### RECORDS FOR THIS EXERCISE
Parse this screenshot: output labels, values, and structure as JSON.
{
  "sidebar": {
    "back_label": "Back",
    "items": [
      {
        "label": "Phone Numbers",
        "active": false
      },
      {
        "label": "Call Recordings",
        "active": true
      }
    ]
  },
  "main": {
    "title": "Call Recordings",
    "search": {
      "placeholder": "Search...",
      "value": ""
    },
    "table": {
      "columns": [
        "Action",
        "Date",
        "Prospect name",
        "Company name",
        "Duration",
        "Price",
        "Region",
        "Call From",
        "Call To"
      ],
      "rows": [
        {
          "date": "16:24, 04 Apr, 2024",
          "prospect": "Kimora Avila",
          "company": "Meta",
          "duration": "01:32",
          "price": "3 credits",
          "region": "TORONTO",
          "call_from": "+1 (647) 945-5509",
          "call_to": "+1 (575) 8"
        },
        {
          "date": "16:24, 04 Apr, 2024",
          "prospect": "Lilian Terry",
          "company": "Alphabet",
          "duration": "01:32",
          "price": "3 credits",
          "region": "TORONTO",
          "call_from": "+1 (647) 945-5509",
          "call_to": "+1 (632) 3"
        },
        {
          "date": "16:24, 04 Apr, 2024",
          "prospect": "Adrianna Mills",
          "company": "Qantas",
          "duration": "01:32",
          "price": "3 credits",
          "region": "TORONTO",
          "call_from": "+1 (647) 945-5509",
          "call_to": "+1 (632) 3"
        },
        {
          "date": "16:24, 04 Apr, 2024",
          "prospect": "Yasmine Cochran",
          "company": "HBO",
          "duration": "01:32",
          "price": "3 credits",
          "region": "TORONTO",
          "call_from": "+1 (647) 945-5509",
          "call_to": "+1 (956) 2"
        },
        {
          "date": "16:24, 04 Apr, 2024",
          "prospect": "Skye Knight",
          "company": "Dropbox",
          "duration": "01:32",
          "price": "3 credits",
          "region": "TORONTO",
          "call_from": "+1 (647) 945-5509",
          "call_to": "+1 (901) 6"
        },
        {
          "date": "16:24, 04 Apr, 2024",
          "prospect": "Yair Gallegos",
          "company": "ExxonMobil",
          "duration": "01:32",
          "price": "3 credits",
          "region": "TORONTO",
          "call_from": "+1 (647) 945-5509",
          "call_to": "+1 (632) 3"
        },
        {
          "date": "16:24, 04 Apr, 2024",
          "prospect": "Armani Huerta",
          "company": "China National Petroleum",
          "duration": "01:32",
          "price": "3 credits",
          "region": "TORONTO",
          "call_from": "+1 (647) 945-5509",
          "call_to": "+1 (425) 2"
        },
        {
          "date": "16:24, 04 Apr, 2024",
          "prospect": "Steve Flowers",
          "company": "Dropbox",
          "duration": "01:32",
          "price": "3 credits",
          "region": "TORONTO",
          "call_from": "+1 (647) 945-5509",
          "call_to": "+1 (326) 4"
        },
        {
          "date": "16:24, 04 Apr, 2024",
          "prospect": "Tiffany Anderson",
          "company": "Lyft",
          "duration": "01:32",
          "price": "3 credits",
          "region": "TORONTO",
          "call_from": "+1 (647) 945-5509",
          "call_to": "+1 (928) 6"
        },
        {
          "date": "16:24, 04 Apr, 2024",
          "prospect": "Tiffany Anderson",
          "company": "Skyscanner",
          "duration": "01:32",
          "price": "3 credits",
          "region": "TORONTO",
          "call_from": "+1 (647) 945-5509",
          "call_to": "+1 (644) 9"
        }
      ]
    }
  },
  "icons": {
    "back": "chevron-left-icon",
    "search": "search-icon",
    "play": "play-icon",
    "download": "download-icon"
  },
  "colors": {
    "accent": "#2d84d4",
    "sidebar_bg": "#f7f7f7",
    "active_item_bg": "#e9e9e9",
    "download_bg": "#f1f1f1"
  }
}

### BRIEF
Copy out all of the data exactly, leaving nothing out.

### RESULT OF THIS TASK
Parse this screenshot: output labels, values, and structure as JSON.
{
  "sidebar": {
    "back_label": "Back",
    "items": [
      {
        "label": "Phone Numbers",
        "active": false
      },
      {
        "label": "Call Recordings",
        "active": true
      }
    ]
  },
  "main": {
    "title": "Call Recordings",
    "search": {
      "placeholder": "Search...",
      "value": ""
    },
    "table": {
      "columns": [
        "Action",
        "Date",
        "Prospect name",
        "Company name",
        "Duration",
        "Price",
        "Region",
        "Call From",
        "Call To"
      ],
      "rows": [
        {
          "date": "16:24, 04 Apr, 2024",
          "prospect": "Kimora Avila",
          "company": "Meta",
          "duration": "01:32",
          "price": "3 credits",
          "region": "TORONTO",
          "call_from": "+1 (647) 945-5509",
          "call_to": "+1 (575) 8"
        },
        {
          "date": "16:24, 04 Apr, 2024",
          "prospect": "Lilian Terry",
          "company": "Alphabet",
          "duration": "01:32",
          "price": "3 credits",
          "region": "TORONTO",
          "call_from": "+1 (647) 945-5509",
          "call_to": "+1 (632) 3"
        },
        {
          "date": "16:24, 04 Apr, 2024",
          "prospect": "Adrianna Mills",
          "company": "Qantas",
          "duration": "01:32",
          "price": "3 credits",
          "region": "TORONTO",
          "call_from": "+1 (647) 945-5509",
          "call_to": "+1 (632) 3"
        },
        {
          "date": "16:24, 04 Apr, 2024",
          "prospect": "Yasmine Cochran",
          "company": "HBO",
          "duration": "01:32",
          "price": "3 credits",
          "region": "TORONTO",
          "call_from": "+1 (647) 945-5509",
          "call_to": "+1 (956) 2"
        },
        {
          "date": "16:24, 04 Apr, 2024",
          "prospect": "Skye Knight",
          "company": "Dropbox",
          "duration": "01:32",
          "price": "3 credits",
          "region": "TORONTO",
          "call_from": "+1 (647) 945-5509",
          "call_to": "+1 (901) 6"
        },
        {
          "date": "16:24, 04 Apr, 2024",
          "prospect": "Yair Gallegos",
          "company": "ExxonMobil",
          "duration": "01:32",
          "price": "3 credits",
          "region": "TORONTO",
          "call_from": "+1 (647) 945-5509",
          "call_to": "+1 (632) 3"
        },
        {
          "date": "16:24, 04 Apr, 2024",
          "prospect": "Armani Huerta",
          "company": "China National Petroleum",
          "duration": "01:32",
          "price": "3 credits",
          "region": "TORONTO",
          "call_from": "+1 (647) 945-5509",
          "call_to": "+1 (425) 2"
        },
        {
          "date": "16:24, 04 Apr, 2024",
          "prospect": "Steve Flowers",
          "company": "Dropbox",
          "duration": "01:32",
          "price": "3 credits",
          "region": "TORONTO",
          "call_from": "+1 (647) 945-5509",
          "call_to": "+1 (326) 4"
        },
        {
          "date": "16:24, 04 Apr, 2024",
          "prospect": "Tiffany Anderson",
          "company": "Lyft",
          "duration": "01:32",
          "price": "3 credits",
          "region": "TORONTO",
          "call_from": "+1 (647) 945-5509",
          "call_to": "+1 (928) 6"
        },
        {
          "date": "16:24, 04 Apr, 2024",
          "prospect": "Tiffany Anderson",
          "company": "Skyscanner",
          "duration": "01:32",
          "price": "3 credits",
          "region": "TORONTO",
          "call_from": "+1 (647) 945-5509",
          "call_to": "+1 (644) 9"
        }
      ]
    }
  },
  "icons": {
    "back": "chevron-left-icon",
    "search": "search-icon",
    "play": "play-icon",
    "download": "download-icon"
  },
  "colors": {
    "accent": "#2d84d4",
    "sidebar_bg": "#f7f7f7",
    "active_item_bg": "#e9e9e9",
    "download_bg": "#f1f1f1"
  }
}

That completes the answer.